Using the information:
1. Answer these from the text on authonomy, one line each:
(a) At least how many words of each top-ranking book do the HarperCollins editors read?
(b) How many novels found on authonomy has HarperCollins published so far?
(c) What was Southern Man's ranking when it was uploaded on April 30?
2. Carry on the blog text about authonomy and Web-TV, starting right after its final sentence.

Text provided:
___

The uploaded material, most often several chapters of novels, but there's nonfiction, too, is read and rated, and the ratings calculated into rankings. The top five ranking books each month make it to the "editor's desk" where a board made of HarperCollins editors read at least 10,000 words and offer feedback to the author.

The hope is that the editors will find among the electronic slushpile offerings a submission they'd like to publish. Thus far (authonomy has been operating for several months), three novels have been found on authonomy and published by HarperCollins. Ironically, they weren't among those making it to the top five and the editors' desk.

The odds of your novel being found and snatched up at authonomy look, well, pretty dismal. However, there's more going on there than meets the eye. Editors and agents not affiliated with HarperCollins are said to lurk there. How many publishable jewels they might have found, nobody is saying.

I published Southern Man myself because I thought the underlying theme of anti-feminism would make it unpalatable to traditional publishers. Nevertheless, I decided to upload my novel at authonomy and just see what would happen.


HarperCollins is a British company with branches around the world. A great many participants at authonomy are European. My impression, just from reading the offerings at authonomy, is that writers across the pond, and in Australia and New Zealand, are talented wordsmiths and story tellers, and I've been gratified by the reception they've given Southern Man.

If I understand the rankings, Southern Man has gone from 5261 when uploaded on April 30 to 971 today, May 16. The green up arrow indicates that it has gained 97 points in rankings over the last time is was calculated (which I assume is daily). I don't know that it will sustain this climb in the rankings enough to make it to the Editor's Desk. Time will tell.

But meanwhile, I've enjoyed some of the comments left by readers -- what a boon to an author's ego!
I don't know whether HarperCollins' experiment with an electronic slushpile will ultimately prevail, but something will have to replace paper submissions eventually, to all publishers, just for the sake of saving trees. What shape the future of submissions takes will likely be greatly influenced by the authonomy experience.

Any Web-TV old timers out there?

In about 1998, I learned about the World Wide Web on my computer at work, and when I changed jobs, I was anxious to get online at home. I checked into Web-TV and decided it would be a cost-effective temporary substitute for a computer.

___

Material shown:
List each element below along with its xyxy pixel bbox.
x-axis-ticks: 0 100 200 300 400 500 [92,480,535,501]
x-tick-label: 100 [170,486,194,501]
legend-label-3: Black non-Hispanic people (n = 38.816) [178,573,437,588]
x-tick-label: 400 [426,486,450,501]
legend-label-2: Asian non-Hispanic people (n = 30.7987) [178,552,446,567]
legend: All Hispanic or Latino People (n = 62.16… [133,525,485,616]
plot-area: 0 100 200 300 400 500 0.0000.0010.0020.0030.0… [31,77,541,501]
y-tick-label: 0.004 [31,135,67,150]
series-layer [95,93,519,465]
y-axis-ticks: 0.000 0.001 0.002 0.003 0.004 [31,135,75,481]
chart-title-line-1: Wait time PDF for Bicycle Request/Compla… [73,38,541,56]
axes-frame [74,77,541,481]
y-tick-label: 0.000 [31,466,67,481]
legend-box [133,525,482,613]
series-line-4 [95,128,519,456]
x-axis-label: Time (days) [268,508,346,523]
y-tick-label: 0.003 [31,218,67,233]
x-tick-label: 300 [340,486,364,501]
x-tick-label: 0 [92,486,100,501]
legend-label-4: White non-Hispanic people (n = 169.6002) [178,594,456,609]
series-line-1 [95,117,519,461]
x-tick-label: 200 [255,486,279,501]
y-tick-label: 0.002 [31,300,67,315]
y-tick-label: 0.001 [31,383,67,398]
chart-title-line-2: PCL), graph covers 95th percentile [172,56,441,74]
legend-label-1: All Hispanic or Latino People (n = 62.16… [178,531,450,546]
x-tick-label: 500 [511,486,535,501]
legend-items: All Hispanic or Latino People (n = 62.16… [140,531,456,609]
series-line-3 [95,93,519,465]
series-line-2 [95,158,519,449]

___

Results for the exercise:
1.
(a) At least 10,000 words.
(b) Three novels.
(c) 5261.

2.
I was a happy webber, and kept my Web-TV subscription for a good while after I got a computer in the summer of 1999. My mom was also bit by the Web-TV bug and we bought her several of the units -- usually they'd meet their demise when lightning struck close by.

She loved her Web-TV and she loved her kitty-cat, Boonie.



One of the things we both loved were some of the background tunes. There were lots of them, in various genres -- we liked jazz, funk and rock the most. Yeah, yeah, they were midi files, very rudimentary electronic music, but there were some that really grabbed us: Cool Shades, Flute Boy, Funky, Future Sound, Groovy, Herbie, Jive Coffee, PCH, Xess, Renegado.

Periodically since I've been online with my computers, I've looked for midi archives with Web-TV's music. Happily, I recently found one here: http://www.gnu-bee.com/webbie_zone.shtml

I've downloaded all my favorites, even though some are rmf (rich music format) files that I can't play with out a Beatnik player, which is no longer supported by Beatnik. I'll keep looking for a player, or a program that will convert .rmf files to .mid files.

If anyone knows how to do this, lemme know!

Raising gardens, raising books...

My little upside down garden seems to be doing well.  There's a bloom on the tomato plant!


I'm also very excited to have received a request from a publisher for a partial (first three chapters) of Storm Surge!  It will be several weeks before I hear from them about whether to submit the entire manuscript. Meanwhile, I'm working on Sweet Southern Boys and some other writing projects.

Looking forward to the day a few weeks from now when I'm sitting at the computer, preparing my next query/submission, with a plate next to my keyboard -- tempting me with a sandwich made with tomatoes from my own little upside down garden!